It’s coming. D-day for Wales in their bid to make the World Cup finals. But few things are certain about this fixture, including the eventual full starting team that manager Robert Page will plump for. Daniel Parker reckons nine are nailed on, but two more will keep us guessing . . . and arguing.
Sunday 5th June – it’s getting a bit close for comfort now, isn’t it?
We’re less than three weeks away from Wales men’s golden opportunity to end 64 years of hurt by qualifying for a World Cup, and there remain a host of Rusmfeldian “known unknowns” in play.
The most obvious of these is who the opponents will be: foes of yore Scotland or Ukraine, fresh off the back of Eurovision glory and carrying the well-wishes of neutrals around the world.
Another unknown – and the one that will doubtless have Robert Page tossing and turning through sleepless nights – is which 11 players will take to the field in red at Cardiff City Stadium.
On the face of it, there aren’t that many big calls for Page to make: Wales may have better strength in depth than they have had for years (ironically, more than they did when they reached the Euro 2016 semi-final) but as many as nine places in the starting XI are effectively nailed on.
Four of these “irreplaceables” – Gareth Bale, Aaron Ramsey, Joe Rodon and Danny Ward – are all short of game time at their clubs this year, but consistently deliver at international level even when they come in from the cold.
Fitness permitting (touch wood and cross every possible finger) all will start on 5th June.
You can add Narberth’s most-beloved poultry conservationist Joe Allen to that list.

Dataset:
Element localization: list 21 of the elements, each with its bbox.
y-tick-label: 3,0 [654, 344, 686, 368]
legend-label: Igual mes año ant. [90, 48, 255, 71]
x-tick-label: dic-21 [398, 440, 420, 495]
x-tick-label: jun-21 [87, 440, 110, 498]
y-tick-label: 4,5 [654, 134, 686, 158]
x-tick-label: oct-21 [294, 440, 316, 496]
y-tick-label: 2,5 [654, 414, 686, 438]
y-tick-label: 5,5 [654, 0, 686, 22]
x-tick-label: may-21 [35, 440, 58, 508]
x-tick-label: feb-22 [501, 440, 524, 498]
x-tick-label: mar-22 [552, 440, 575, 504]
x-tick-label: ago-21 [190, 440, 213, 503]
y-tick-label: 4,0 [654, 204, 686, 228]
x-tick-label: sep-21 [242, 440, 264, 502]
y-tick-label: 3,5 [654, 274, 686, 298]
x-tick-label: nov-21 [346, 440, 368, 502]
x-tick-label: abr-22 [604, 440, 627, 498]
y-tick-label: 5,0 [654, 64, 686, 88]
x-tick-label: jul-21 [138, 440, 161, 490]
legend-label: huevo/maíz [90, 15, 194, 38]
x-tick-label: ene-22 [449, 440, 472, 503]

The tasks:
[a] From the article above about the Wales starting lineup, return the part that opens with the words containing "The most obvious" and closes with "from the cold.", copied word for word.
[b] According to the article about the Wales starting lineup, at which stadium will the team take the field in red?

Written answers:
[a]
The most obvious of these is who the opponents will be: foes of yore Scotland or Ukraine, fresh off the back of Eurovision glory and carrying the well-wishes of neutrals around the world.
Another unknown – and the one that will doubtless have Robert Page tossing and turning through sleepless nights – is which 11 players will take to the field in red at Cardiff City Stadium.
On the face of it, there aren’t that many big calls for Page to make: Wales may have better strength in depth than they have had for years (ironically, more than they did when they reached the Euro 2016 semi-final) but as many as nine places in the starting XI are effectively nailed on.
Four of these “irreplaceables” – Gareth Bale, Aaron Ramsey, Joe Rodon and Danny Ward – are all short of game time at their clubs this year, but consistently deliver at international level even when they come in from the cold.

[b] Cardiff City Stadium.